Items from a data source
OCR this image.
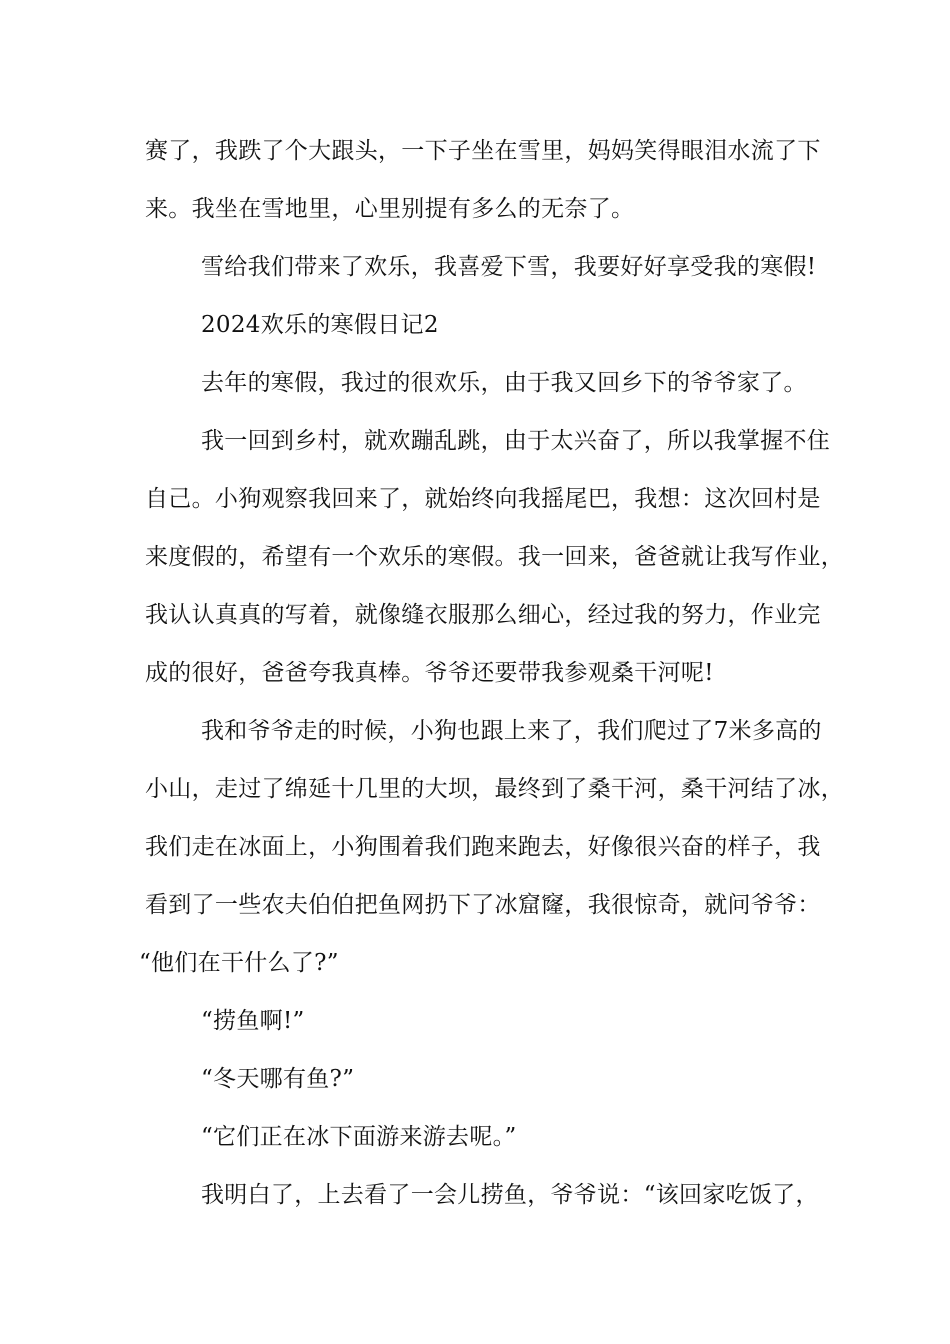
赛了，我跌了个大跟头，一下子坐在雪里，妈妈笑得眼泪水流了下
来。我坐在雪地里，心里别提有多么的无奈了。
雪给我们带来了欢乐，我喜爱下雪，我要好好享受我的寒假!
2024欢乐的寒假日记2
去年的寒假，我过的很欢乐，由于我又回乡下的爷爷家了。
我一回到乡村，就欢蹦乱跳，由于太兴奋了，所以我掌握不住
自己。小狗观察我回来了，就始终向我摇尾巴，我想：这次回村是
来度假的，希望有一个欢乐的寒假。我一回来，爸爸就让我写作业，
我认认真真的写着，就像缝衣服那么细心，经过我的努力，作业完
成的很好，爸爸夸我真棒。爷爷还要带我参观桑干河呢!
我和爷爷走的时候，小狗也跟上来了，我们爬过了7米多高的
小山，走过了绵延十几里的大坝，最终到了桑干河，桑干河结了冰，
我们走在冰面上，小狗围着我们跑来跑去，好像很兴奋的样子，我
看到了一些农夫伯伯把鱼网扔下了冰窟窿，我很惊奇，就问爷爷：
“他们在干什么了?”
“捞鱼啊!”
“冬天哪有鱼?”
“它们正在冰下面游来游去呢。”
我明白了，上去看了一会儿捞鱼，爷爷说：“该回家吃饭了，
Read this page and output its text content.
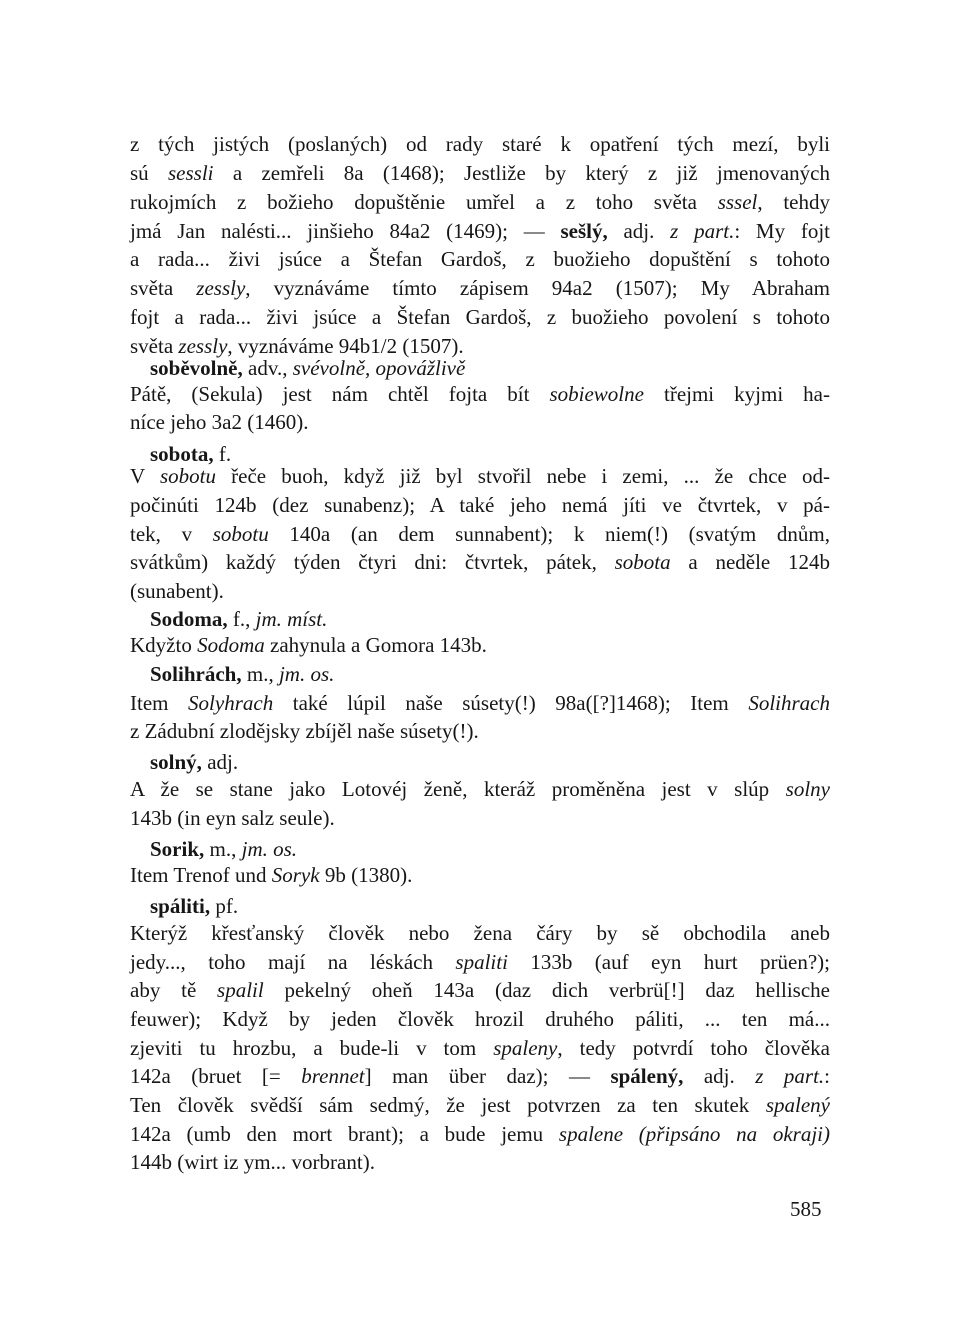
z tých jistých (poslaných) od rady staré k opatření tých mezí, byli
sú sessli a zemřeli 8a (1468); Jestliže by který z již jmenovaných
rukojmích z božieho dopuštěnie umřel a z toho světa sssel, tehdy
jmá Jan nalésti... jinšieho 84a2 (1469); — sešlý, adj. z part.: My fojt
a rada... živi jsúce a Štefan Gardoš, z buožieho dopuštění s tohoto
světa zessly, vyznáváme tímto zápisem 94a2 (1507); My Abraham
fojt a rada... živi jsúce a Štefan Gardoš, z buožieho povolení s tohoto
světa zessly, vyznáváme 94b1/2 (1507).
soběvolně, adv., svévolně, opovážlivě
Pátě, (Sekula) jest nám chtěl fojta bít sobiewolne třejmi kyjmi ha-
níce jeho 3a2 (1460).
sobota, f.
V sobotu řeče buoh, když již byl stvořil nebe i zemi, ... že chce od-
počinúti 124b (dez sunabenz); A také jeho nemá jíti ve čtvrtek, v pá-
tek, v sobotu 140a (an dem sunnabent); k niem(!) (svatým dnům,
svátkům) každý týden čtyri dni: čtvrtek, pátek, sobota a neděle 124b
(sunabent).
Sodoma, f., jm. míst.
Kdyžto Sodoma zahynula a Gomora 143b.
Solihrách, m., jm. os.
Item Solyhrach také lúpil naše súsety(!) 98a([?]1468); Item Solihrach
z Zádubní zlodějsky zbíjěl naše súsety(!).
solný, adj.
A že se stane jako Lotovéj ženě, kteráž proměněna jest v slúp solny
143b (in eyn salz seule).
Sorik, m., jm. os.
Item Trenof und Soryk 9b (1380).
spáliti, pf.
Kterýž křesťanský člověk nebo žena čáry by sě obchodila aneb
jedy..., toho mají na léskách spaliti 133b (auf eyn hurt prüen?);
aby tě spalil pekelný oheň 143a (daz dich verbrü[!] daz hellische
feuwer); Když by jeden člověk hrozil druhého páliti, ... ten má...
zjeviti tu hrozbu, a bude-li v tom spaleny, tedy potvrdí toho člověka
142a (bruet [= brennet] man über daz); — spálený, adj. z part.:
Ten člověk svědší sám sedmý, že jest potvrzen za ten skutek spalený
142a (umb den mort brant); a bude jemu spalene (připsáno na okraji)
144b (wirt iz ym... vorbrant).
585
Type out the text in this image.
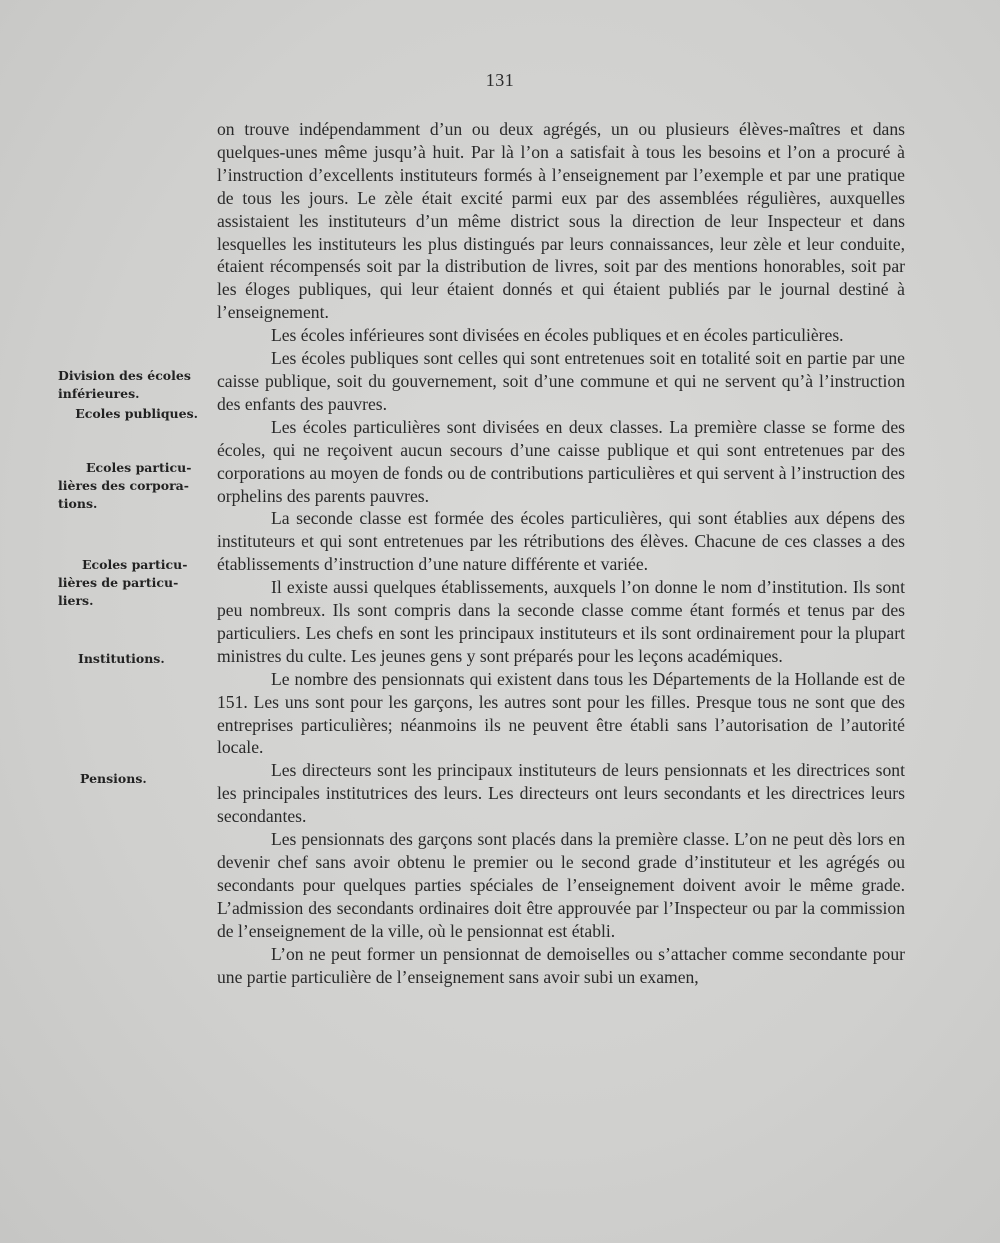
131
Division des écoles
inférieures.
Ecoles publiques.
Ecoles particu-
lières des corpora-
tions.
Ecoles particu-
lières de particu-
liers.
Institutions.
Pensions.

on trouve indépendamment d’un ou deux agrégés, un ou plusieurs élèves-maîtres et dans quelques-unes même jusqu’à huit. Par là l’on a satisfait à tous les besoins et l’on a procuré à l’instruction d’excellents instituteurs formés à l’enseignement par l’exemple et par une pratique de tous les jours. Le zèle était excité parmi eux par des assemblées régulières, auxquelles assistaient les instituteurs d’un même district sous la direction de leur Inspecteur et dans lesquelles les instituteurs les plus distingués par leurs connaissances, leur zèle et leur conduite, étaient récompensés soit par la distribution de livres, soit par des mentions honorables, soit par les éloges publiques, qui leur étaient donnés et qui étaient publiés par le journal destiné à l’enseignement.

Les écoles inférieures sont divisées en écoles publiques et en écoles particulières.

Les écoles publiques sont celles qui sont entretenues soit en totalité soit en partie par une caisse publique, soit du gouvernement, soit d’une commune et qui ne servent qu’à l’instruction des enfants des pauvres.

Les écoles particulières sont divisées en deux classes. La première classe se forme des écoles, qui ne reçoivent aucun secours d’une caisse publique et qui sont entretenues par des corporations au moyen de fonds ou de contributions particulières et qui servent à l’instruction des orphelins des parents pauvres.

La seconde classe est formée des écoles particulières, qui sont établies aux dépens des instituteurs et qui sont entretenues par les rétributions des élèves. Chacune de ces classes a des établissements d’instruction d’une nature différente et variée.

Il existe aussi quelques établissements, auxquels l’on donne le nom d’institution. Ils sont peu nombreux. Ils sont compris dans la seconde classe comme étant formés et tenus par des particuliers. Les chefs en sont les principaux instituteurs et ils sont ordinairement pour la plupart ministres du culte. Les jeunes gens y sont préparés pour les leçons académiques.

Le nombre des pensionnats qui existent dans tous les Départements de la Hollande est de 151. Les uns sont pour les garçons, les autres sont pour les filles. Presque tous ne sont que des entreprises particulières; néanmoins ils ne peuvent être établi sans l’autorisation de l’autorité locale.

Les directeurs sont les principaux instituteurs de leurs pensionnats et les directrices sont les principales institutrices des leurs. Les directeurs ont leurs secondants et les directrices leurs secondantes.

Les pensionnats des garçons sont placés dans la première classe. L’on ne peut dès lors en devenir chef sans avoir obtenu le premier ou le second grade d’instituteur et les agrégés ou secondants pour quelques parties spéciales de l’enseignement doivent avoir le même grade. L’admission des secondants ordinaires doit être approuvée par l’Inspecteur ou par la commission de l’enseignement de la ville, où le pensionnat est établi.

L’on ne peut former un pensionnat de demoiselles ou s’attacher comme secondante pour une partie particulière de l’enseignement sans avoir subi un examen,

(Exercise prompt):
Gather from the entries above all lines that include the string "comme".

(Exercise solution):
Il existe aussi quelques établissements, auxquels l’on donne le nom d’institution. Ils sont peu nombreux. Ils sont compris dans la seconde classe comme étant formés et tenus par des particuliers. Les chefs en sont les principaux instituteurs et ils sont ordinairement pour la plupart ministres du culte. Les jeunes gens y sont préparés pour les leçons académiques.
L’on ne peut former un pensionnat de demoiselles ou s’attacher comme secondante pour une partie particulière de l’enseignement sans avoir subi un examen,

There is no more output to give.